**What you are asked to do:**
Go through the entries one line at a time, and gather every line that has the word "Eugenio".
[Record list start]
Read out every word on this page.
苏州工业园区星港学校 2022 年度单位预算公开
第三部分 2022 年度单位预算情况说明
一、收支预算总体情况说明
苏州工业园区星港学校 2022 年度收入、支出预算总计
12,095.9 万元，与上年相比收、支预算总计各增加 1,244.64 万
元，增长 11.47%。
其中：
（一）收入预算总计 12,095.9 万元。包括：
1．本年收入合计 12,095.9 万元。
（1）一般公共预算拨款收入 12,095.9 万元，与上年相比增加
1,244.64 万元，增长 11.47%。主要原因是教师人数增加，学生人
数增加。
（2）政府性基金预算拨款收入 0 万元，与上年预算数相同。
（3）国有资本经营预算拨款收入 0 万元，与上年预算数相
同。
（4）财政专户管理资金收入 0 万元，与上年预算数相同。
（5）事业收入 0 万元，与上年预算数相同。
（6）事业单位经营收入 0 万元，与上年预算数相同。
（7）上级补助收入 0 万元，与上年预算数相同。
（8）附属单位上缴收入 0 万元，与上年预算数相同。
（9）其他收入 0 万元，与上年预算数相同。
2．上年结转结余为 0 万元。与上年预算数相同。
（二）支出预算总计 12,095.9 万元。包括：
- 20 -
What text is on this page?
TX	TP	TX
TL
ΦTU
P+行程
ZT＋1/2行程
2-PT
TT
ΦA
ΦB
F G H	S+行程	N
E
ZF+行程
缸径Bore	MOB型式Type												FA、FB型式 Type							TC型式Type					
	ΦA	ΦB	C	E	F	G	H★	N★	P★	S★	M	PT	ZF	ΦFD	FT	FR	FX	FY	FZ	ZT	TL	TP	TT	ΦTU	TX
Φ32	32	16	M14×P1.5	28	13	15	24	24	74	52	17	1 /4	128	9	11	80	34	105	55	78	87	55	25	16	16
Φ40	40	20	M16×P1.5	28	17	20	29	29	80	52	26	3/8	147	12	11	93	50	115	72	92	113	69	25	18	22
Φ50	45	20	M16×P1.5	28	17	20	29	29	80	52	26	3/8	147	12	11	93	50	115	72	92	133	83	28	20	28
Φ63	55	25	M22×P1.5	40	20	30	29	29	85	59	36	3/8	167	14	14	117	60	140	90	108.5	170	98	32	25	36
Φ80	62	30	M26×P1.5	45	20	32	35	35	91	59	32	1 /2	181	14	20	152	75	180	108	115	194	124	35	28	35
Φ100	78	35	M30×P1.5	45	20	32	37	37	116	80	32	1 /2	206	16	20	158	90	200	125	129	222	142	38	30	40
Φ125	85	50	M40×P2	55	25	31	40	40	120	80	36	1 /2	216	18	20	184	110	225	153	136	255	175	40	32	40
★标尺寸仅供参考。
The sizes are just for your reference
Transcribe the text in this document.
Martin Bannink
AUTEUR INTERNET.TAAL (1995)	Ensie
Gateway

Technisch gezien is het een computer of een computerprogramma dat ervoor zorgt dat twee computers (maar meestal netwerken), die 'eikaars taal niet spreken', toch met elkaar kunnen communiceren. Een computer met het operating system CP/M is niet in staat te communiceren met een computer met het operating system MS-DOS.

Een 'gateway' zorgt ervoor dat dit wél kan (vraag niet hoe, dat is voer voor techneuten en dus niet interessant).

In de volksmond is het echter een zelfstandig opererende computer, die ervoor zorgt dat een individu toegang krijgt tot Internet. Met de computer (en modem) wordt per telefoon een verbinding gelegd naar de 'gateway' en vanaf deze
[Record list end]
[Record list start]
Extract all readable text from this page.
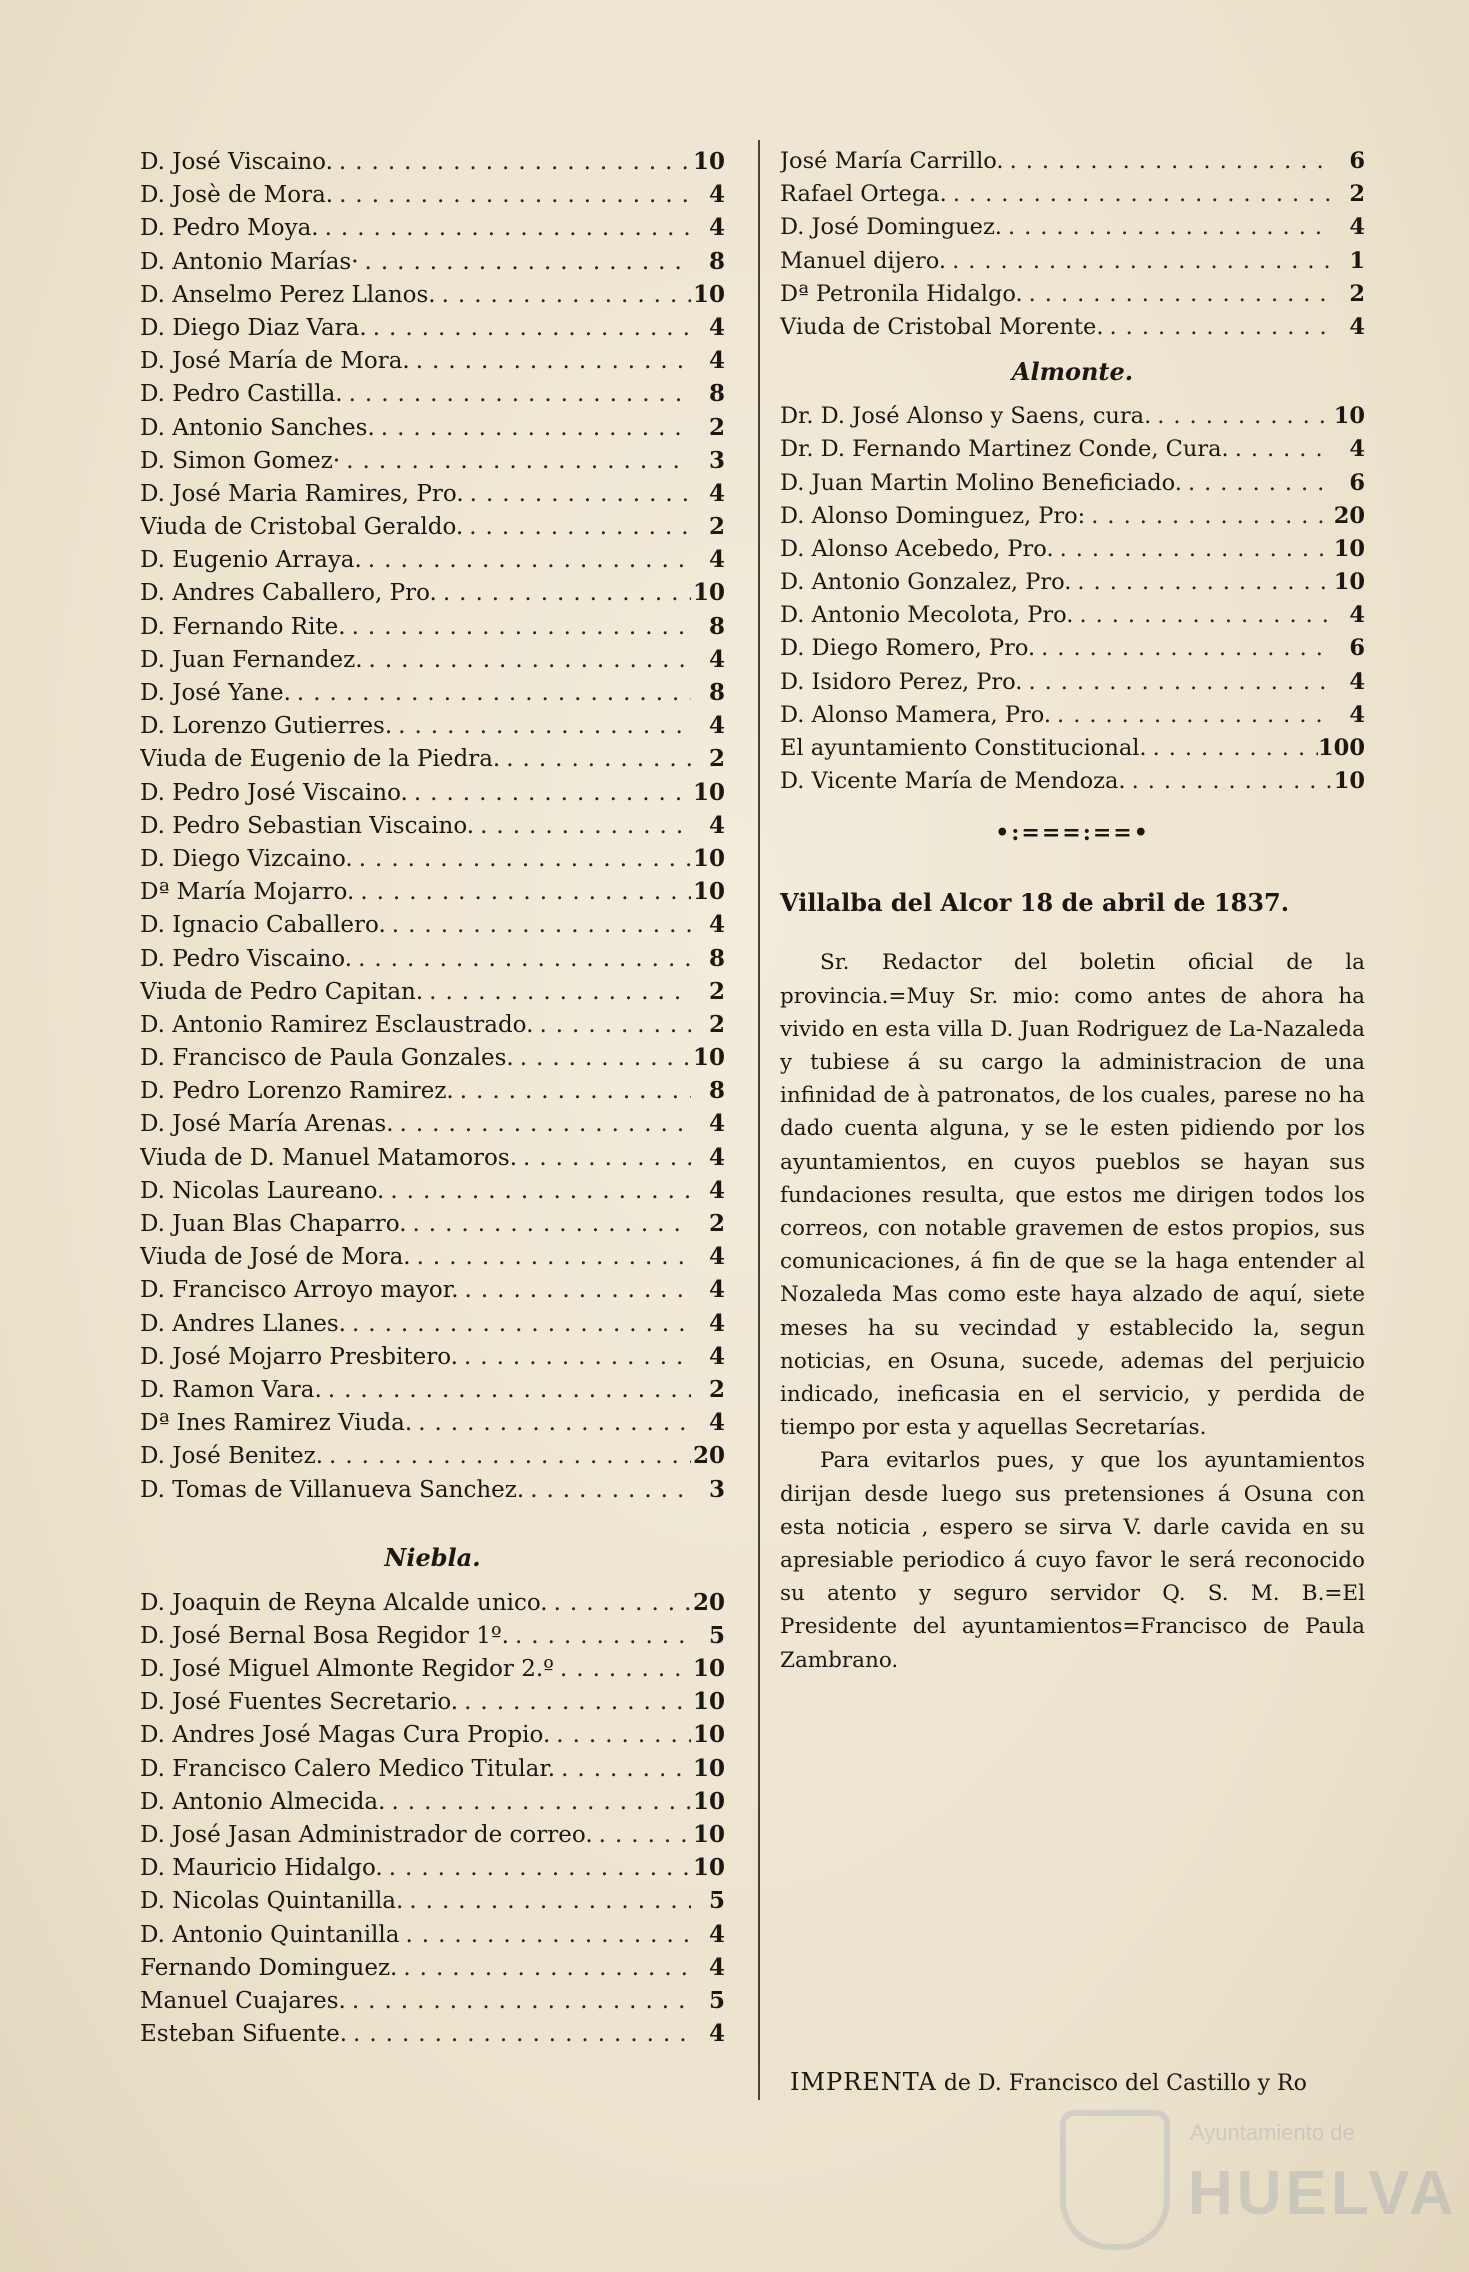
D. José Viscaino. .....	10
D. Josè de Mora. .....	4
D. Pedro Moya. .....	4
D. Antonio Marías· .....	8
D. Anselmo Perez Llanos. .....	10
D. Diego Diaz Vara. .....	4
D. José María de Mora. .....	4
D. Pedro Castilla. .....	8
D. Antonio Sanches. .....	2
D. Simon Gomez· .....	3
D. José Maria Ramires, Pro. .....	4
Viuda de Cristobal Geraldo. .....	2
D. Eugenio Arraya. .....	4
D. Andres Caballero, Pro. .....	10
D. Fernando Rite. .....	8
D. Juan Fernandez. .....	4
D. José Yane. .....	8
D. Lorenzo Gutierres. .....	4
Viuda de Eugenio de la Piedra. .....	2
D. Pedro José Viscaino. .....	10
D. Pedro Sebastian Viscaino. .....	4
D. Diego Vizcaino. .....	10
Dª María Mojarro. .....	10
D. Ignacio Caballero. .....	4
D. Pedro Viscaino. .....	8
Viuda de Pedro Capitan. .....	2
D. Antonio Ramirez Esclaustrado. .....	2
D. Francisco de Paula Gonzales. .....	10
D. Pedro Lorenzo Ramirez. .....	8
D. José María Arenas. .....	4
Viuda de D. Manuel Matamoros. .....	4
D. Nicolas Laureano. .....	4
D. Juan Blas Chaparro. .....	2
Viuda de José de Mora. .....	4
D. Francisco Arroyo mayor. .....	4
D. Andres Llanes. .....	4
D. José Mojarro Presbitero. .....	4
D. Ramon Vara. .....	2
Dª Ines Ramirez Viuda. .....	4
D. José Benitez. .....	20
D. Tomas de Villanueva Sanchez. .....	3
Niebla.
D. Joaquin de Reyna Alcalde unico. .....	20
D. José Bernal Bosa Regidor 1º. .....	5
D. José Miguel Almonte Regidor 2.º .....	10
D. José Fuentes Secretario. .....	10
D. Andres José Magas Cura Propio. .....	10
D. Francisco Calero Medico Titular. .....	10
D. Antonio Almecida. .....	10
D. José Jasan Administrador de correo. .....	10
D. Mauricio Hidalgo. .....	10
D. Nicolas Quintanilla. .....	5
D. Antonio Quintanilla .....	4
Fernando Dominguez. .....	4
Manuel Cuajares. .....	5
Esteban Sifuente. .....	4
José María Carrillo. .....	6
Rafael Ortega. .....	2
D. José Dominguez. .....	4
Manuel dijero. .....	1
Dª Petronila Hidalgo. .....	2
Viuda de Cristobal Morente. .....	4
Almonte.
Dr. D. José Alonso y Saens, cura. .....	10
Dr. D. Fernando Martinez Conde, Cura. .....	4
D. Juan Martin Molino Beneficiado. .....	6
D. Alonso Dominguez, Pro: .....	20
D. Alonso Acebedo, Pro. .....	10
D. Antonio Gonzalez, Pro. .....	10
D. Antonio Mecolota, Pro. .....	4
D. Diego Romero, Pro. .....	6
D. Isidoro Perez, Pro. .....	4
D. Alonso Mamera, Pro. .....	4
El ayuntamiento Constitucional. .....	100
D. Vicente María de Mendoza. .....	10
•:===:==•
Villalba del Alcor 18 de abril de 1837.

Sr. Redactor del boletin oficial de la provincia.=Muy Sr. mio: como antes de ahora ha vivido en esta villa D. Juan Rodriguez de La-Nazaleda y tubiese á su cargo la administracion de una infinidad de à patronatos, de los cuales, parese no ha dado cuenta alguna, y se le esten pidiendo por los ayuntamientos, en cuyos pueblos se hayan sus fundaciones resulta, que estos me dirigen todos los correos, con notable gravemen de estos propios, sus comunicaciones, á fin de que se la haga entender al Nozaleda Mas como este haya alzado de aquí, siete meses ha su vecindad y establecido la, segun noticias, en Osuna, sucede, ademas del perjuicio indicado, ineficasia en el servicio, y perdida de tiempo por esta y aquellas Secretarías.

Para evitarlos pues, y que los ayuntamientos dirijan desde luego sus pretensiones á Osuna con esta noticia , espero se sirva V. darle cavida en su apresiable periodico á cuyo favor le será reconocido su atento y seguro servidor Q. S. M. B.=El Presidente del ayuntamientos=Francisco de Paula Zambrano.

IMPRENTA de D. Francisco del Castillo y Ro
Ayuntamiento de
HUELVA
[Record list end]
**Exercise solution:**
D. Eugenio Arraya. .....	4
Viuda de Eugenio de la Piedra. .....	2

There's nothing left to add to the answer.